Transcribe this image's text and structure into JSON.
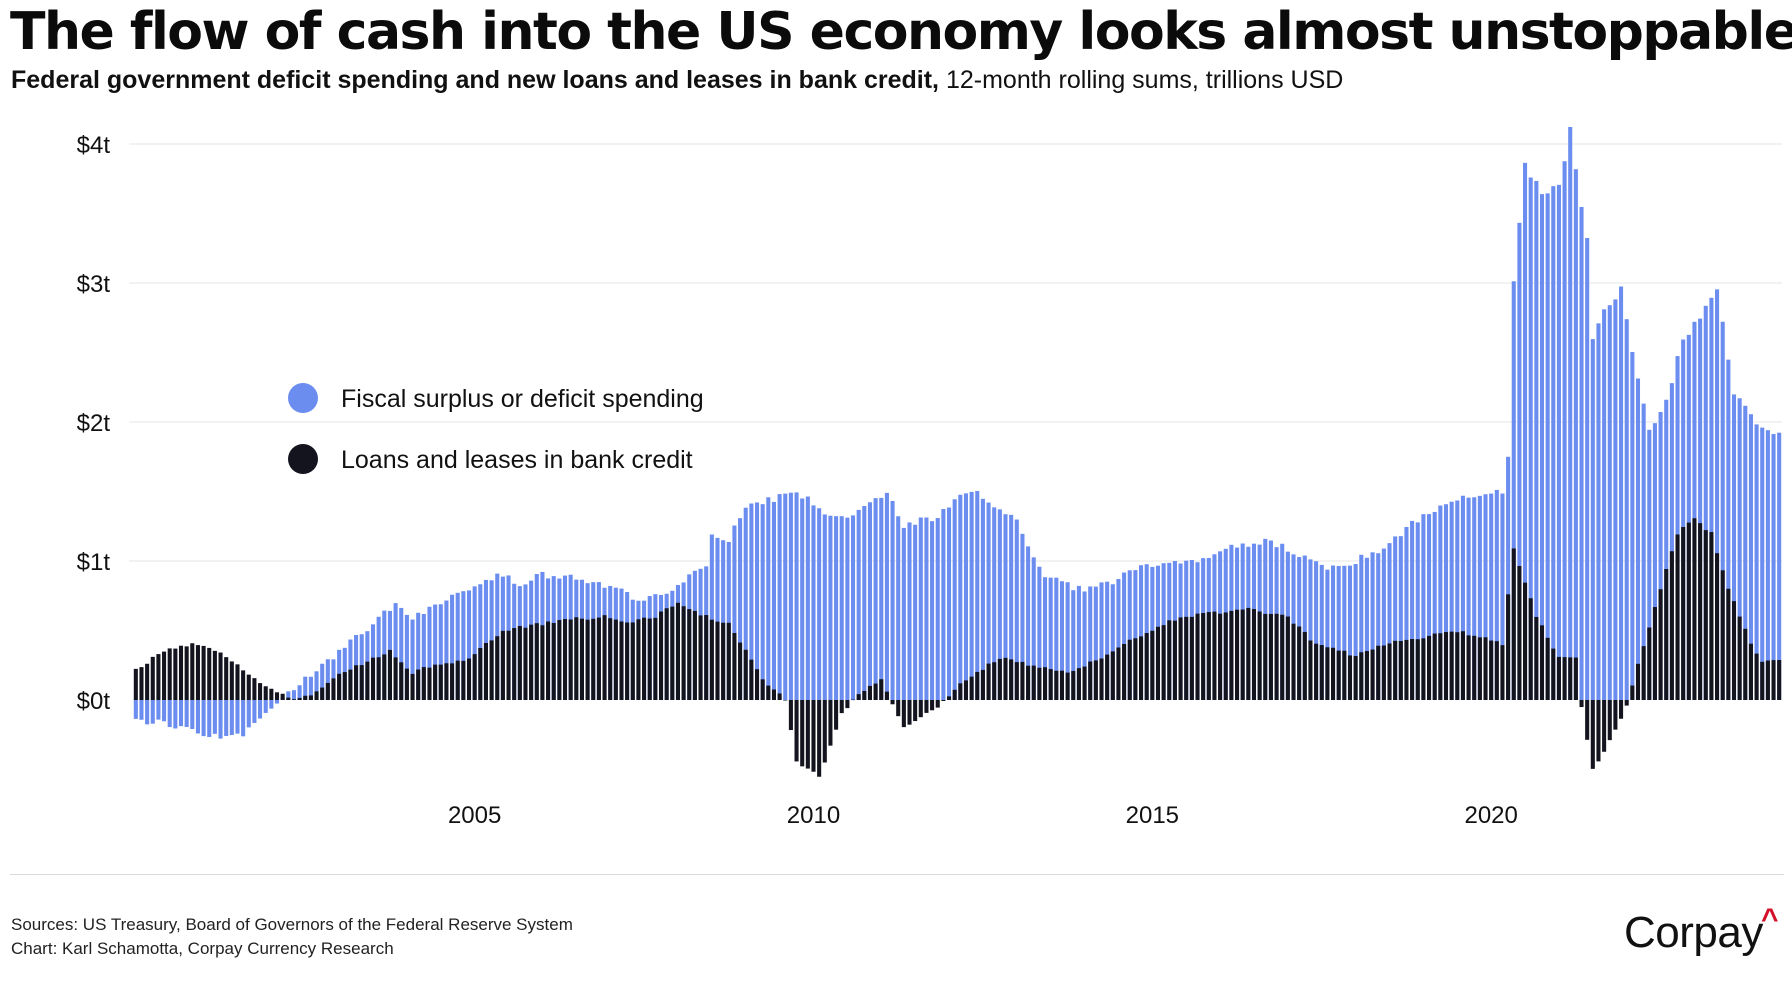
{
  "header": {
    "title": "The flow of cash into the US economy looks almost unstoppable.",
    "subtitle_bold": "Federal government deficit spending and new loans and leases in bank credit,",
    "subtitle_rest": "12-month rolling sums, trillions USD"
  },
  "footer": {
    "sources": "Sources: US Treasury, Board of Governors of the Federal Reserve System",
    "credit": "Chart: Karl Schamotta, Corpay Currency Research",
    "brand": "Corpay",
    "brand_mark": "^"
  },
  "colors": {
    "fiscal": "#6b8df0",
    "loans": "#14141f",
    "gridline": "#e6e6e6",
    "brand_accent": "#d3122a"
  },
  "chart_data": {
    "type": "bar",
    "stacked": "overlapping",
    "frequency": "monthly",
    "start": "2000-01",
    "end": "2024-04",
    "units": "trillions USD",
    "ylim": [
      -0.6,
      4.1
    ],
    "yticks": [
      0,
      1,
      2,
      3,
      4
    ],
    "ytick_labels": [
      "$0t",
      "$1t",
      "$2t",
      "$3t",
      "$4t"
    ],
    "xticks": [
      2005,
      2010,
      2015,
      2020
    ],
    "xtick_labels": [
      "2005",
      "2010",
      "2015",
      "2020"
    ],
    "grid": true,
    "legend_position": "upper-left",
    "series": [
      {
        "name": "Fiscal surplus or deficit spending",
        "color_key": "fiscal",
        "anchors": [
          [
            "2000-01",
            -0.15
          ],
          [
            "2000-06",
            -0.17
          ],
          [
            "2000-12",
            -0.23
          ],
          [
            "2001-06",
            -0.27
          ],
          [
            "2001-09",
            -0.22
          ],
          [
            "2001-12",
            -0.1
          ],
          [
            "2002-03",
            0.0
          ],
          [
            "2002-06",
            0.12
          ],
          [
            "2002-09",
            0.22
          ],
          [
            "2002-12",
            0.3
          ],
          [
            "2003-04",
            0.45
          ],
          [
            "2003-08",
            0.58
          ],
          [
            "2003-11",
            0.7
          ],
          [
            "2004-02",
            0.6
          ],
          [
            "2004-06",
            0.68
          ],
          [
            "2004-10",
            0.75
          ],
          [
            "2005-03",
            0.87
          ],
          [
            "2005-06",
            0.9
          ],
          [
            "2005-09",
            0.83
          ],
          [
            "2005-12",
            0.9
          ],
          [
            "2006-06",
            0.88
          ],
          [
            "2006-12",
            0.83
          ],
          [
            "2007-03",
            0.82
          ],
          [
            "2007-06",
            0.7
          ],
          [
            "2007-09",
            0.75
          ],
          [
            "2007-12",
            0.8
          ],
          [
            "2008-03",
            0.9
          ],
          [
            "2008-06",
            0.95
          ],
          [
            "2008-07",
            1.2
          ],
          [
            "2008-10",
            1.15
          ],
          [
            "2009-01",
            1.4
          ],
          [
            "2009-06",
            1.45
          ],
          [
            "2009-09",
            1.48
          ],
          [
            "2009-12",
            1.45
          ],
          [
            "2010-03",
            1.35
          ],
          [
            "2010-06",
            1.3
          ],
          [
            "2010-09",
            1.35
          ],
          [
            "2010-12",
            1.45
          ],
          [
            "2011-02",
            1.5
          ],
          [
            "2011-05",
            1.25
          ],
          [
            "2011-08",
            1.3
          ],
          [
            "2011-11",
            1.3
          ],
          [
            "2012-02",
            1.45
          ],
          [
            "2012-06",
            1.5
          ],
          [
            "2012-09",
            1.4
          ],
          [
            "2013-01",
            1.3
          ],
          [
            "2013-03",
            1.1
          ],
          [
            "2013-06",
            0.9
          ],
          [
            "2013-09",
            0.85
          ],
          [
            "2014-01",
            0.78
          ],
          [
            "2014-06",
            0.85
          ],
          [
            "2014-10",
            0.95
          ],
          [
            "2015-03",
            1.0
          ],
          [
            "2015-09",
            1.0
          ],
          [
            "2016-03",
            1.1
          ],
          [
            "2016-09",
            1.15
          ],
          [
            "2017-03",
            1.05
          ],
          [
            "2017-08",
            0.95
          ],
          [
            "2018-01",
            1.0
          ],
          [
            "2018-06",
            1.1
          ],
          [
            "2018-12",
            1.3
          ],
          [
            "2019-06",
            1.45
          ],
          [
            "2019-12",
            1.48
          ],
          [
            "2020-03",
            1.5
          ],
          [
            "2020-04",
            1.75
          ],
          [
            "2020-05",
            3.0
          ],
          [
            "2020-07",
            3.85
          ],
          [
            "2020-10",
            3.65
          ],
          [
            "2021-01",
            3.7
          ],
          [
            "2021-03",
            4.1
          ],
          [
            "2021-06",
            3.3
          ],
          [
            "2021-07",
            2.6
          ],
          [
            "2021-09",
            2.8
          ],
          [
            "2021-12",
            2.95
          ],
          [
            "2022-03",
            2.3
          ],
          [
            "2022-05",
            1.95
          ],
          [
            "2022-08",
            2.15
          ],
          [
            "2022-11",
            2.6
          ],
          [
            "2023-02",
            2.75
          ],
          [
            "2023-05",
            2.95
          ],
          [
            "2023-08",
            2.2
          ],
          [
            "2023-12",
            2.0
          ],
          [
            "2024-04",
            1.9
          ]
        ]
      },
      {
        "name": "Loans and leases in bank credit",
        "color_key": "loans",
        "anchors": [
          [
            "2000-01",
            0.22
          ],
          [
            "2000-06",
            0.35
          ],
          [
            "2000-11",
            0.4
          ],
          [
            "2001-04",
            0.35
          ],
          [
            "2001-09",
            0.18
          ],
          [
            "2001-12",
            0.1
          ],
          [
            "2002-03",
            0.05
          ],
          [
            "2002-05",
            0.0
          ],
          [
            "2002-09",
            0.05
          ],
          [
            "2003-01",
            0.18
          ],
          [
            "2003-06",
            0.28
          ],
          [
            "2003-10",
            0.35
          ],
          [
            "2004-02",
            0.2
          ],
          [
            "2004-06",
            0.25
          ],
          [
            "2004-12",
            0.3
          ],
          [
            "2005-06",
            0.5
          ],
          [
            "2006-01",
            0.55
          ],
          [
            "2006-06",
            0.58
          ],
          [
            "2006-12",
            0.6
          ],
          [
            "2007-04",
            0.55
          ],
          [
            "2007-09",
            0.6
          ],
          [
            "2008-01",
            0.7
          ],
          [
            "2008-06",
            0.6
          ],
          [
            "2008-10",
            0.55
          ],
          [
            "2009-01",
            0.35
          ],
          [
            "2009-04",
            0.15
          ],
          [
            "2009-08",
            0.0
          ],
          [
            "2009-10",
            -0.45
          ],
          [
            "2010-02",
            -0.55
          ],
          [
            "2010-06",
            -0.1
          ],
          [
            "2010-09",
            0.05
          ],
          [
            "2011-01",
            0.15
          ],
          [
            "2011-05",
            -0.2
          ],
          [
            "2011-11",
            -0.05
          ],
          [
            "2012-04",
            0.15
          ],
          [
            "2012-10",
            0.3
          ],
          [
            "2013-04",
            0.25
          ],
          [
            "2013-10",
            0.2
          ],
          [
            "2014-04",
            0.3
          ],
          [
            "2014-10",
            0.45
          ],
          [
            "2015-06",
            0.6
          ],
          [
            "2016-06",
            0.65
          ],
          [
            "2017-01",
            0.6
          ],
          [
            "2017-06",
            0.4
          ],
          [
            "2018-01",
            0.32
          ],
          [
            "2018-06",
            0.4
          ],
          [
            "2019-01",
            0.45
          ],
          [
            "2019-06",
            0.5
          ],
          [
            "2019-12",
            0.45
          ],
          [
            "2020-03",
            0.4
          ],
          [
            "2020-05",
            1.1
          ],
          [
            "2020-09",
            0.6
          ],
          [
            "2021-01",
            0.3
          ],
          [
            "2021-04",
            0.3
          ],
          [
            "2021-05",
            -0.05
          ],
          [
            "2021-07",
            -0.5
          ],
          [
            "2021-10",
            -0.3
          ],
          [
            "2022-01",
            -0.05
          ],
          [
            "2022-04",
            0.4
          ],
          [
            "2022-07",
            0.8
          ],
          [
            "2022-10",
            1.2
          ],
          [
            "2023-01",
            1.3
          ],
          [
            "2023-04",
            1.2
          ],
          [
            "2023-07",
            0.8
          ],
          [
            "2023-11",
            0.4
          ],
          [
            "2024-01",
            0.28
          ],
          [
            "2024-04",
            0.3
          ]
        ]
      }
    ]
  }
}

(Goal): Scan the listing above. Gather each line that contains the word "deficit".

(Answer to the exercise):
    "subtitle_bold": "Federal government deficit spending and new loans and leases in bank credit,",
        "name": "Fiscal surplus or deficit spending",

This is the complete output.